INPUT MATERIAL:
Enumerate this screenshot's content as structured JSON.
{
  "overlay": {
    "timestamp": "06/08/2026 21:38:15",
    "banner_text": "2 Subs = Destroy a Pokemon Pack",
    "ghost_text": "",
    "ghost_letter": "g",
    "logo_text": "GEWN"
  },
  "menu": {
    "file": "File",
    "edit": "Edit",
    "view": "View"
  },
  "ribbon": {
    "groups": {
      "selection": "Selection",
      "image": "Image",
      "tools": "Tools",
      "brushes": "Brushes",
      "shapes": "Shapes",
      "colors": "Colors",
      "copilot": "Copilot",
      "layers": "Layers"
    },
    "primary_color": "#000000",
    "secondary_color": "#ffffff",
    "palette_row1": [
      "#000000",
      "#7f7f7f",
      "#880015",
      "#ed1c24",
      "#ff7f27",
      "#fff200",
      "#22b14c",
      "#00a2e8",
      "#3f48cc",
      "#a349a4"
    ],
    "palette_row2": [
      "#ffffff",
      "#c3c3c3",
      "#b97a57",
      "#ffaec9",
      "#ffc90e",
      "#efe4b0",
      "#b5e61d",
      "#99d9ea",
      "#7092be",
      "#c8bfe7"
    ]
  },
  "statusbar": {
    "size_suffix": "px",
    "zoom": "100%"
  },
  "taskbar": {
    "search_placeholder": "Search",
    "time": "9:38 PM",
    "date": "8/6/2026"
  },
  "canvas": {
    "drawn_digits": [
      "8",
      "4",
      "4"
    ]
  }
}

CHALLENGE: Exactly reproduce all of the entries above.

FINAL ANSWER:
Enumerate this screenshot's content as structured JSON.
{
  "overlay": {
    "timestamp": "06/08/2026 21:38:15",
    "banner_text": "2 Subs = Destroy a Pokemon Pack",
    "ghost_text": "",
    "ghost_letter": "g",
    "logo_text": "GEWN"
  },
  "menu": {
    "file": "File",
    "edit": "Edit",
    "view": "View"
  },
  "ribbon": {
    "groups": {
      "selection": "Selection",
      "image": "Image",
      "tools": "Tools",
      "brushes": "Brushes",
      "shapes": "Shapes",
      "colors": "Colors",
      "copilot": "Copilot",
      "layers": "Layers"
    },
    "primary_color": "#000000",
    "secondary_color": "#ffffff",
    "palette_row1": [
      "#000000",
      "#7f7f7f",
      "#880015",
      "#ed1c24",
      "#ff7f27",
      "#fff200",
      "#22b14c",
      "#00a2e8",
      "#3f48cc",
      "#a349a4"
    ],
    "palette_row2": [
      "#ffffff",
      "#c3c3c3",
      "#b97a57",
      "#ffaec9",
      "#ffc90e",
      "#efe4b0",
      "#b5e61d",
      "#99d9ea",
      "#7092be",
      "#c8bfe7"
    ]
  },
  "statusbar": {
    "size_suffix": "px",
    "zoom": "100%"
  },
  "taskbar": {
    "search_placeholder": "Search",
    "time": "9:38 PM",
    "date": "8/6/2026"
  },
  "canvas": {
    "drawn_digits": [
      "8",
      "4",
      "4"
    ]
  }
}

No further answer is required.